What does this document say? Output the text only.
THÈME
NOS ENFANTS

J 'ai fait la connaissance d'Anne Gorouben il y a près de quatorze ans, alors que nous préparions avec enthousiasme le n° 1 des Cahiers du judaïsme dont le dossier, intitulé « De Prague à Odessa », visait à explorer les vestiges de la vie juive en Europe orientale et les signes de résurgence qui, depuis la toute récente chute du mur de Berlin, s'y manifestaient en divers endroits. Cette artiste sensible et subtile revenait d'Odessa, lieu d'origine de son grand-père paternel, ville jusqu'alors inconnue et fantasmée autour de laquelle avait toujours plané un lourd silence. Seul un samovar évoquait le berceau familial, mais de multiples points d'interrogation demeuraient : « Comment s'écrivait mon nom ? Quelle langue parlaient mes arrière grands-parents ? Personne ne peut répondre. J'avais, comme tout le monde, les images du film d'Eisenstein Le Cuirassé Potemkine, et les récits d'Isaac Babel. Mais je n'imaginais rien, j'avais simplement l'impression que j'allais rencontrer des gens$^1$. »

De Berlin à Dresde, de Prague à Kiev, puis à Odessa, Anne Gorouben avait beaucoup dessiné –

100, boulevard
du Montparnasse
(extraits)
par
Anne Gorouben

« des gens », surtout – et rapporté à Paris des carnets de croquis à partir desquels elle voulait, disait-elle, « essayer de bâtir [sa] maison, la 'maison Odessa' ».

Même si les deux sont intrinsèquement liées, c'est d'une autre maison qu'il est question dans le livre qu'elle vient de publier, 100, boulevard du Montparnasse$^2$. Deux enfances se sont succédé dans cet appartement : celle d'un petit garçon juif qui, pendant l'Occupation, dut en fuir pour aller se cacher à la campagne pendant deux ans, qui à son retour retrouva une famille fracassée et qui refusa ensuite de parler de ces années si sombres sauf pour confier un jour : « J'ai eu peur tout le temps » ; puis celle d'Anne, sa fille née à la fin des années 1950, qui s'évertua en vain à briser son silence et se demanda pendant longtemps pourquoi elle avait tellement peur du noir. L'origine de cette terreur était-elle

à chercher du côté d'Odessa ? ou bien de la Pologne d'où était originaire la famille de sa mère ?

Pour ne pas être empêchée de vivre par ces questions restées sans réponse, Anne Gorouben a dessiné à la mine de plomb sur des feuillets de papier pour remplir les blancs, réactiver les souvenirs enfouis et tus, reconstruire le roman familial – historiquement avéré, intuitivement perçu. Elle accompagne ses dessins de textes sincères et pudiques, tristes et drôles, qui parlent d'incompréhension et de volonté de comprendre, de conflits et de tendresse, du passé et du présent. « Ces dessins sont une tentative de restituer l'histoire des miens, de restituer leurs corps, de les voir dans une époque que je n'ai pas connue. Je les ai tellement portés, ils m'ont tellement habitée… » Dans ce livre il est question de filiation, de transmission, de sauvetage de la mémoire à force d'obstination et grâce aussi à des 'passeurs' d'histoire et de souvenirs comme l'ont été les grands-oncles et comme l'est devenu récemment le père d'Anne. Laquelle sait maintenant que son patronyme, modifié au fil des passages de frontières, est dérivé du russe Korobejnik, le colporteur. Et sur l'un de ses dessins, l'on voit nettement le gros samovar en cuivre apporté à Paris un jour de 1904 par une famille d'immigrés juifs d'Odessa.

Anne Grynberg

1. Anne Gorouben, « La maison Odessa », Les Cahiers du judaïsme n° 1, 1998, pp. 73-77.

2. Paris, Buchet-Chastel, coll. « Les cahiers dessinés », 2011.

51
━━━
◆ **WHAT YOU HAVE TO DO**
Lines containing the word "était" are to be counted in the listing; state their number alone.

◆ **PROBLEM SOLUTION**
2